Entries supplied:
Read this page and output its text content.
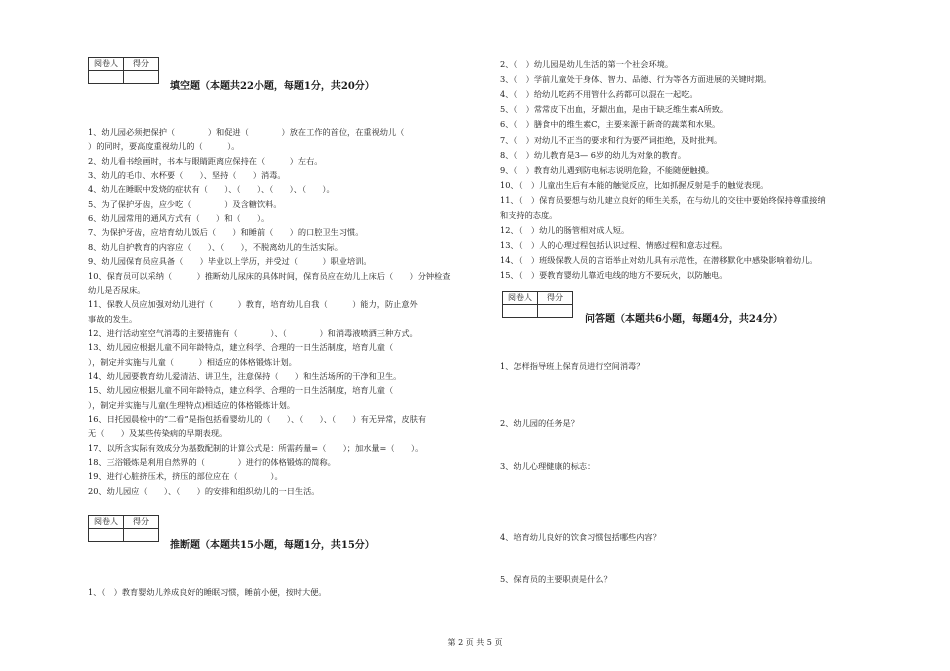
阅卷人	得分

填空题（本题共22小题，每题1分，共20分）
1、幼儿园必须把保护（　　　　）和促进（　　　　）放在工作的首位，在重视幼儿（
）的同时，要高度重视幼儿的（　　　）。
2、幼儿看书绘画时，书本与眼睛距离应保持在（　　　）左右。
3、幼儿的毛巾、水杯要（　　）、坚持（　　）消毒。
4、幼儿在睡眠中发烧的症状有（　　）、（　　）、（　　）、（　　）。
5、为了保护牙齿，应少吃（　　　　）及含糖饮料。
6、幼儿园常用的通风方式有（　　）和（　　）。
7、为保护牙齿，应培育幼儿饭后（　　）和睡前（　　）的口腔卫生习惯。
8、幼儿自护教育的内容应（　　）、（　　），不脱离幼儿的生活实际。
9、幼儿园保育员应具备（　　）毕业以上学历，并受过（　　　）职业培训。
10、保育员可以采纳（　　　）推断幼儿尿床的具体时间，保育员应在幼儿上床后（　　）分钟检查
幼儿是否尿床。
11、保教人员应加强对幼儿进行（　　　）教育，培育幼儿自我（　　　）能力，防止意外
事故的发生。
12、进行活动室空气消毒的主要措施有（　　　　）、（　　　　）和消毒液喷洒三种方式。
13、幼儿园应根据儿童不同年龄特点，建立科学、合理的一日生活制度，培育儿童（　　
），制定并实施与儿童（　　　）相适应的体格锻炼计划。
14、幼儿园要教育幼儿爱清洁、讲卫生，注意保持（　　）和生活场所的干净和卫生。
15、幼儿园应根据儿童不同年龄特点，建立科学、合理的一日生活制度，培育儿童（　　
），制定并实施与儿童(生理特点)相适应的体格锻炼计划。
16、日托园晨检中的“二看”是指包括看婴幼儿的（　　）、（　　）、（　　）有无异常，皮肤有
无（　　）及某些传染病的早期表现。
17、以所含实际有效成分为基数配制的计算公式是：所需药量=（　　）；加水量=（　　）。
18、三浴锻炼是利用自然界的（　　　　）进行的体格锻炼的简称。
19、进行心脏挤压术，挤压的部位应在（　　　　）。
20、幼儿园应（　　）、（　　）的安排和组织幼儿的一日生活。
阅卷人	得分

推断题（本题共15小题，每题1分，共15分）
1、（　）教育婴幼儿养成良好的睡眠习惯，睡前小便，按时大便。
2、（　）幼儿园是幼儿生活的第一个社会环境。
3、（　）学前儿童处于身体、智力、品德、行为等各方面进展的关键时期。
4、（　）给幼儿吃药不用管什么药都可以混在一起吃。
5、（　）常常皮下出血，牙龈出血，是由于缺乏维生素A所致。
6、（　）膳食中的维生素C，主要来源于新奇的蔬菜和水果。
7、（　）对幼儿不正当的要求和行为要严词拒绝，及时批判。
8、（　）幼儿教育是3— 6岁的幼儿为对象的教育。
9、（　）教育幼儿遇到防电标志说明危险，不能随便触摸。
10、（　）儿童出生后有本能的触觉反应，比如抓握反射是手的触觉表现。
11、（　）保育员要想与幼儿建立良好的师生关系，在与幼儿的交往中要始终保持尊重接纳
和支持的态度。
12、（　）幼儿的肠管相对成人短。
13、（　）人的心理过程包括认识过程、情感过程和意志过程。
14、（　）班级保教人员的言语举止对幼儿具有示范性，在潜移默化中感染影响着幼儿。
15、（　）要教育婴幼儿靠近电线的地方不要玩火，以防触电。
阅卷人	得分

问答题（本题共6小题，每题4分，共24分）
1、怎样指导班上保育员进行空间消毒？
2、幼儿园的任务是？
3、幼儿心理健康的标志：
4、培育幼儿良好的饮食习惯包括哪些内容？
5、保育员的主要职责是什么？
第 2 页 共 5 页
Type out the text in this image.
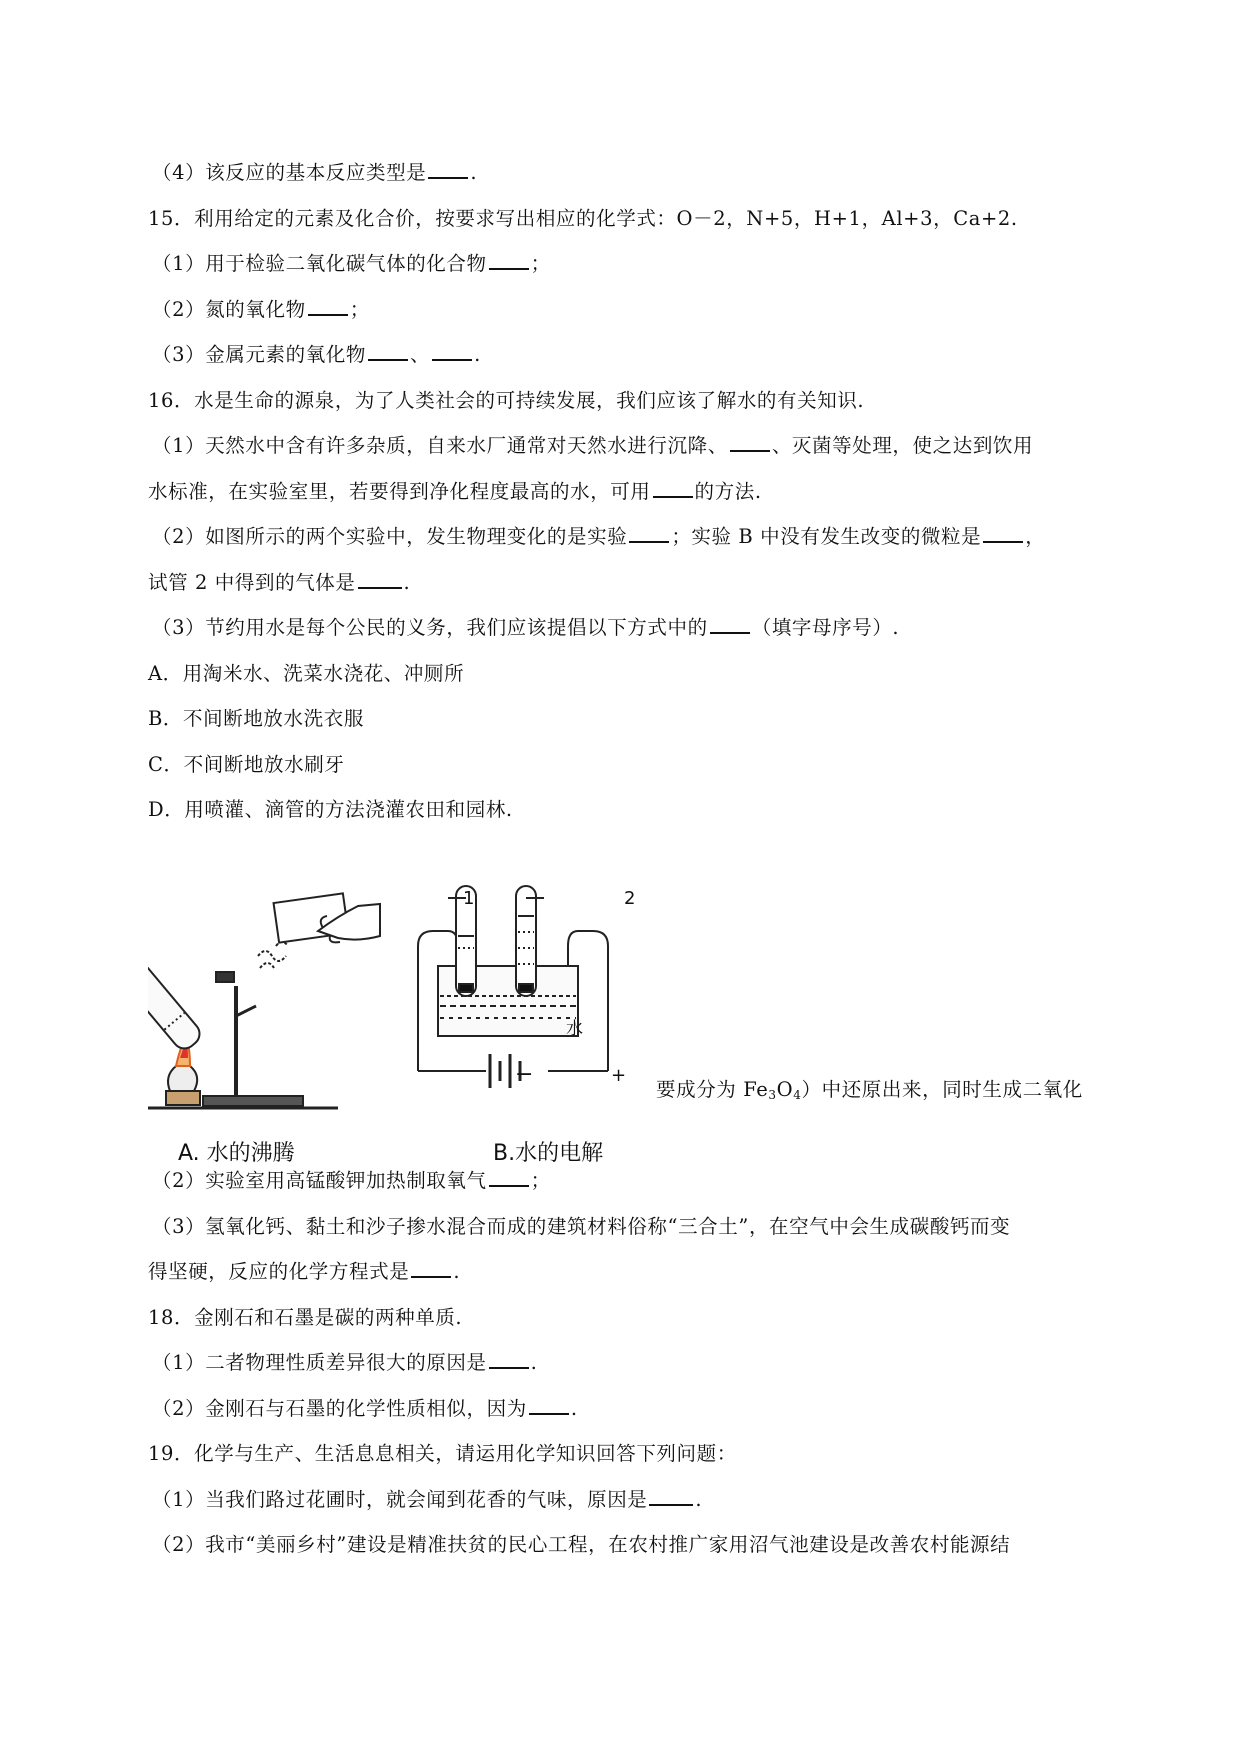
（4）该反应的基本反应类型是 .
15．利用给定的元素及化合价，按要求写出相应的化学式：O－2，N+5，H+1，Al+3，Ca+2.
（1）用于检验二氧化碳气体的化合物 ；
（2）氮的氧化物 ；
（3）金属元素的氧化物 、 .
16．水是生命的源泉，为了人类社会的可持续发展，我们应该了解水的有关知识.
（1）天然水中含有许多杂质，自来水厂通常对天然水进行沉降、 、灭菌等处理，使之达到饮用
水标准，在实验室里，若要得到净化程度最高的水，可用 的方法.
（2）如图所示的两个实验中，发生物理变化的是实验 ；实验 B 中没有发生改变的微粒是 ，
试管 2 中得到的气体是 .
（3）节约用水是每个公民的义务，我们应该提倡以下方式中的 （填字母序号）.
A．用淘米水、洗菜水浇花、冲厕所
B．不间断地放水洗衣服
C．不间断地放水刷牙
D．用喷灌、滴管的方法浇灌农田和园林.
要成分为 $Fe_3O_4$）中还原出来，同时生成二氧化
1	2
水
−	+
A. 水的沸腾	B.水的电解
（2）实验室用高锰酸钾加热制取氧气 ；
（3）氢氧化钙、黏土和沙子掺水混合而成的建筑材料俗称“三合土”，在空气中会生成碳酸钙而变
得坚硬，反应的化学方程式是 .
18．金刚石和石墨是碳的两种单质.
（1）二者物理性质差异很大的原因是 .
（2）金刚石与石墨的化学性质相似，因为 .
19．化学与生产、生活息息相关，请运用化学知识回答下列问题：
（1）当我们路过花圃时，就会闻到花香的气味，原因是 .
（2）我市“美丽乡村”建设是精准扶贫的民心工程，在农村推广家用沼气池建设是改善农村能源结
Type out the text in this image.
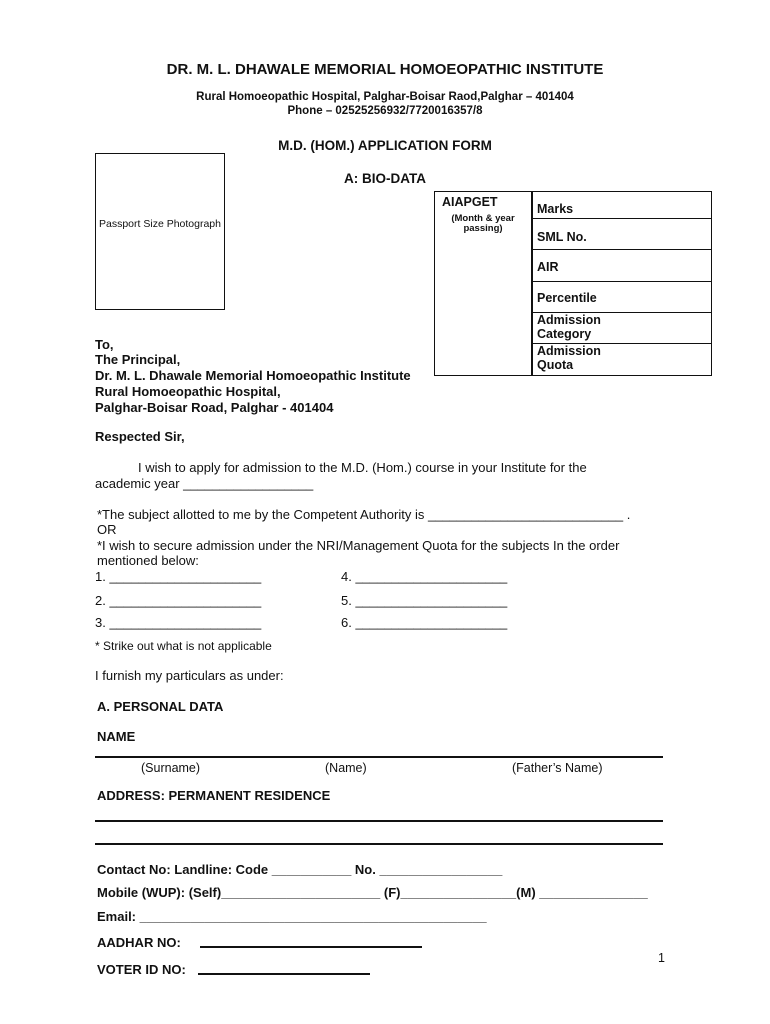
DR. M. L. DHAWALE MEMORIAL HOMOEOPATHIC INSTITUTE
Rural Homoeopathic Hospital, Palghar-Boisar Raod,Palghar – 401404
Phone – 02525256932/7720016357/8
M.D. (HOM.) APPLICATION FORM
A: BIO-DATA
Passport Size Photograph
AIAPGET
(Month & year passing)
Marks
SML No.
AIR
Percentile
Admission Category
Admission Quota
To,
The Principal,
Dr. M. L. Dhawale Memorial Homoeopathic Institute
Rural Homoeopathic Hospital,
Palghar-Boisar Road, Palghar - 401404
Respected Sir,
I wish to apply for admission to the M.D. (Hom.) course in your Institute for the
academic year __________________
*The subject allotted to me by the Competent Authority is ___________________________ .
OR
*I wish to secure admission under the NRI/Management Quota for the subjects In the order
mentioned below:
1. _____________________
2. _____________________
3. _____________________
4. _____________________
5. _____________________
6. _____________________
* Strike out what is not applicable
I furnish my particulars as under:
A. PERSONAL DATA
NAME
(Surname)	(Name)	(Father’s Name)
ADDRESS: PERMANENT RESIDENCE
Contact No: Landline: Code ___________ No. _________________
Mobile (WUP): (Self)______________________ (F)________________(M) _______________
Email: ________________________________________________
AADHAR NO:
VOTER ID NO:
1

Exercise directions: Keep the pictures out of the copy and write out the data exactly as it stands.

Response to this task:
Read this page and output its text content.
阅卷人	得分

填空题（本题共22小题，每题1分，共20分）
1、幼儿园必须把保护（　　　　）和促进（　　　　）放在工作的首位，在重视幼儿（
）的同时，要高度重视幼儿的（　　　）。
2、幼儿看书绘画时，书本与眼睛距离应保持在（　　　）左右。
3、幼儿的毛巾、水杯要（　　）、坚持（　　）消毒。
4、幼儿在睡眠中发烧的症状有（　　）、（　　）、（　　）、（　　）。
5、为了保护牙齿，应少吃（　　　　）及含糖饮料。
6、幼儿园常用的通风方式有（　　）和（　　）。
7、为保护牙齿，应培育幼儿饭后（　　）和睡前（　　）的口腔卫生习惯。
8、幼儿自护教育的内容应（　　）、（　　），不脱离幼儿的生活实际。
9、幼儿园保育员应具备（　　）毕业以上学历，并受过（　　　）职业培训。
10、保育员可以采纳（　　　）推断幼儿尿床的具体时间，保育员应在幼儿上床后（　　）分钟检查
幼儿是否尿床。
11、保教人员应加强对幼儿进行（　　　）教育，培育幼儿自我（　　　）能力，防止意外
事故的发生。
12、进行活动室空气消毒的主要措施有（　　　　）、（　　　　）和消毒液喷洒三种方式。
13、幼儿园应根据儿童不同年龄特点，建立科学、合理的一日生活制度，培育儿童（　　
），制定并实施与儿童（　　　）相适应的体格锻炼计划。
14、幼儿园要教育幼儿爱清洁、讲卫生，注意保持（　　）和生活场所的干净和卫生。
15、幼儿园应根据儿童不同年龄特点，建立科学、合理的一日生活制度，培育儿童（　　
），制定并实施与儿童(生理特点)相适应的体格锻炼计划。
16、日托园晨检中的“二看”是指包括看婴幼儿的（　　）、（　　）、（　　）有无异常，皮肤有
无（　　）及某些传染病的早期表现。
17、以所含实际有效成分为基数配制的计算公式是：所需药量=（　　）；加水量=（　　）。
18、三浴锻炼是利用自然界的（　　　　）进行的体格锻炼的简称。
19、进行心脏挤压术，挤压的部位应在（　　　　）。
20、幼儿园应（　　）、（　　）的安排和组织幼儿的一日生活。
阅卷人	得分

推断题（本题共15小题，每题1分，共15分）
1、（　）教育婴幼儿养成良好的睡眠习惯，睡前小便，按时大便。
2、（　）幼儿园是幼儿生活的第一个社会环境。
3、（　）学前儿童处于身体、智力、品德、行为等各方面进展的关键时期。
4、（　）给幼儿吃药不用管什么药都可以混在一起吃。
5、（　）常常皮下出血，牙龈出血，是由于缺乏维生素A所致。
6、（　）膳食中的维生素C，主要来源于新奇的蔬菜和水果。
7、（　）对幼儿不正当的要求和行为要严词拒绝，及时批判。
8、（　）幼儿教育是3— 6岁的幼儿为对象的教育。
9、（　）教育幼儿遇到防电标志说明危险，不能随便触摸。
10、（　）儿童出生后有本能的触觉反应，比如抓握反射是手的触觉表现。
11、（　）保育员要想与幼儿建立良好的师生关系，在与幼儿的交往中要始终保持尊重接纳
和支持的态度。
12、（　）幼儿的肠管相对成人短。
13、（　）人的心理过程包括认识过程、情感过程和意志过程。
14、（　）班级保教人员的言语举止对幼儿具有示范性，在潜移默化中感染影响着幼儿。
15、（　）要教育婴幼儿靠近电线的地方不要玩火，以防触电。
阅卷人	得分

问答题（本题共6小题，每题4分，共24分）
1、怎样指导班上保育员进行空间消毒？
2、幼儿园的任务是？
3、幼儿心理健康的标志：
4、培育幼儿良好的饮食习惯包括哪些内容？
5、保育员的主要职责是什么？
第 2 页 共 5 页
Type out the text in this image.
（4）该反应的基本反应类型是 .
15．利用给定的元素及化合价，按要求写出相应的化学式：O－2，N+5，H+1，Al+3，Ca+2.
（1）用于检验二氧化碳气体的化合物 ；
（2）氮的氧化物 ；
（3）金属元素的氧化物 、 .
16．水是生命的源泉，为了人类社会的可持续发展，我们应该了解水的有关知识.
（1）天然水中含有许多杂质，自来水厂通常对天然水进行沉降、 、灭菌等处理，使之达到饮用
水标准，在实验室里，若要得到净化程度最高的水，可用 的方法.
（2）如图所示的两个实验中，发生物理变化的是实验 ；实验 B 中没有发生改变的微粒是 ，
试管 2 中得到的气体是 .
（3）节约用水是每个公民的义务，我们应该提倡以下方式中的 （填字母序号）.
A．用淘米水、洗菜水浇花、冲厕所
B．不间断地放水洗衣服
C．不间断地放水刷牙
D．用喷灌、滴管的方法浇灌农田和园林.
要成分为 $Fe_3O_4$）中还原出来，同时生成二氧化
1	2
水
−	+
A. 水的沸腾	B.水的电解
（2）实验室用高锰酸钾加热制取氧气 ；
（3）氢氧化钙、黏土和沙子掺水混合而成的建筑材料俗称“三合土”，在空气中会生成碳酸钙而变
得坚硬，反应的化学方程式是 .
18．金刚石和石墨是碳的两种单质.
（1）二者物理性质差异很大的原因是 .
（2）金刚石与石墨的化学性质相似，因为 .
19．化学与生产、生活息息相关，请运用化学知识回答下列问题：
（1）当我们路过花圃时，就会闻到花香的气味，原因是 .
（2）我市“美丽乡村”建设是精准扶贫的民心工程，在农村推广家用沼气池建设是改善农村能源结
Type out the text in this image.
DR. M. L. DHAWALE MEMORIAL HOMOEOPATHIC INSTITUTE
Rural Homoeopathic Hospital, Palghar-Boisar Raod,Palghar – 401404
Phone – 02525256932/7720016357/8
M.D. (HOM.) APPLICATION FORM
A: BIO-DATA
Passport Size Photograph
AIAPGET
(Month & year passing)
Marks
SML No.
AIR
Percentile
Admission Category
Admission Quota
To,
The Principal,
Dr. M. L. Dhawale Memorial Homoeopathic Institute
Rural Homoeopathic Hospital,
Palghar-Boisar Road, Palghar - 401404
Respected Sir,
I wish to apply for admission to the M.D. (Hom.) course in your Institute for the
academic year __________________
*The subject allotted to me by the Competent Authority is ___________________________ .
OR
*I wish to secure admission under the NRI/Management Quota for the subjects In the order
mentioned below:
1. _____________________
2. _____________________
3. _____________________
4. _____________________
5. _____________________
6. _____________________
* Strike out what is not applicable
I furnish my particulars as under:
A. PERSONAL DATA
NAME
(Surname)	(Name)	(Father’s Name)
ADDRESS: PERMANENT RESIDENCE
Contact No: Landline: Code ___________ No. _________________
Mobile (WUP): (Self)______________________ (F)________________(M) _______________
Email: ________________________________________________
AADHAR NO:
VOTER ID NO:
1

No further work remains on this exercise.